**Work to complete**
Can you copy out the data exactly? Leave the images out.

**Extracted data**
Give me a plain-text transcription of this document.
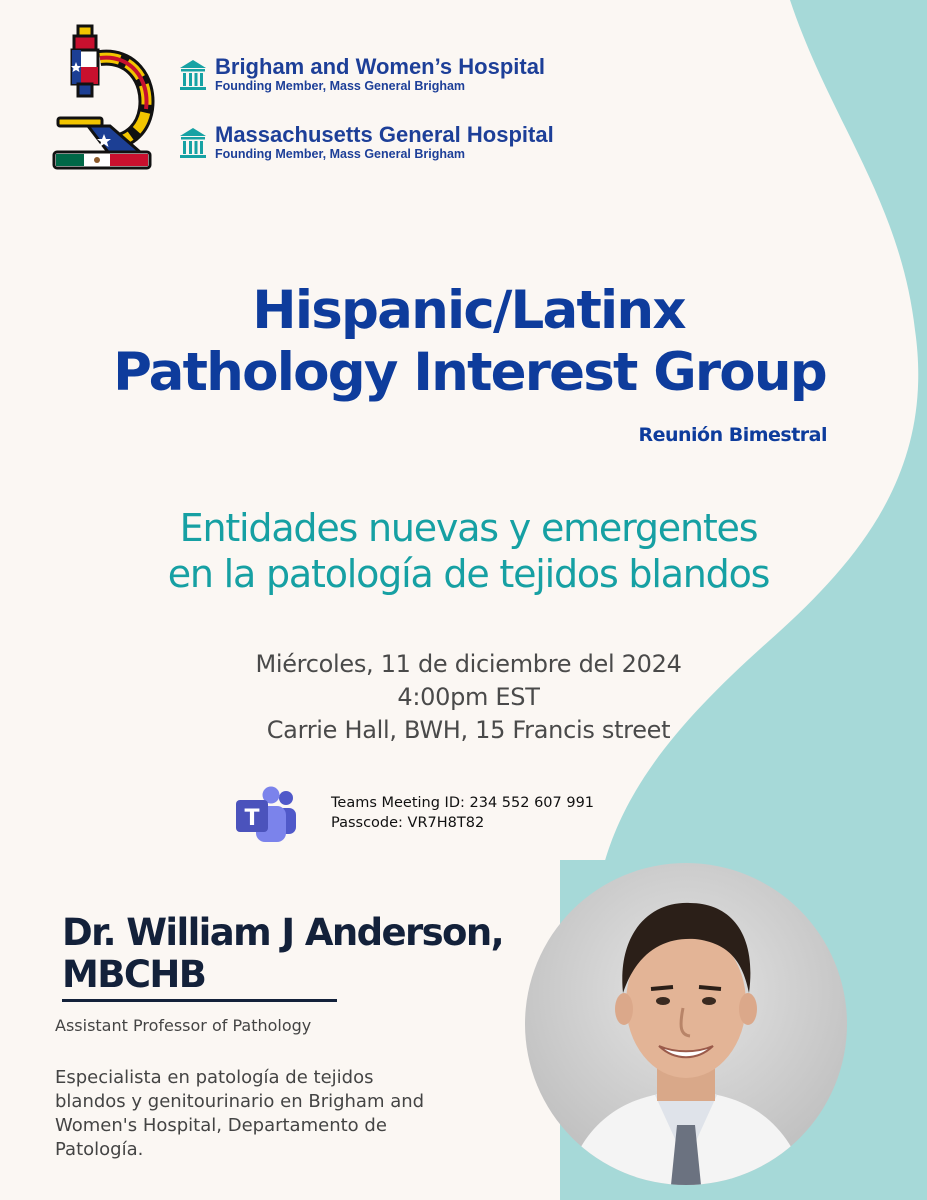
Brigham and Women’s Hospital
Founding Member, Mass General Brigham
Massachusetts General Hospital
Founding Member, Mass General Brigham
Hispanic/Latinx
Pathology Interest Group
Reunión Bimestral
Entidades nuevas y emergentes
en la patología de tejidos blandos
Miércoles, 11 de diciembre del 2024
4:00pm EST
Carrie Hall, BWH, 15 Francis street
T
Teams Meeting ID: 234 552 607 991
Passcode: VR7H8T82
Dr. William J Anderson,
MBCHB
Assistant Professor of Pathology
Especialista en patología de tejidos
blandos y genitourinario en Brigham and
Women's Hospital, Departamento de
Patología.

**Solved problem**
Give me a plain-text transcription of this document.
Brigham and Women’s Hospital
Founding Member, Mass General Brigham
Massachusetts General Hospital
Founding Member, Mass General Brigham
Hispanic/Latinx
Pathology Interest Group
Reunión Bimestral
Entidades nuevas y emergentes
en la patología de tejidos blandos
Miércoles, 11 de diciembre del 2024
4:00pm EST
Carrie Hall, BWH, 15 Francis street
T
Teams Meeting ID: 234 552 607 991
Passcode: VR7H8T82
Dr. William J Anderson,
MBCHB
Assistant Professor of Pathology
Especialista en patología de tejidos
blandos y genitourinario en Brigham and
Women's Hospital, Departamento de
Patología.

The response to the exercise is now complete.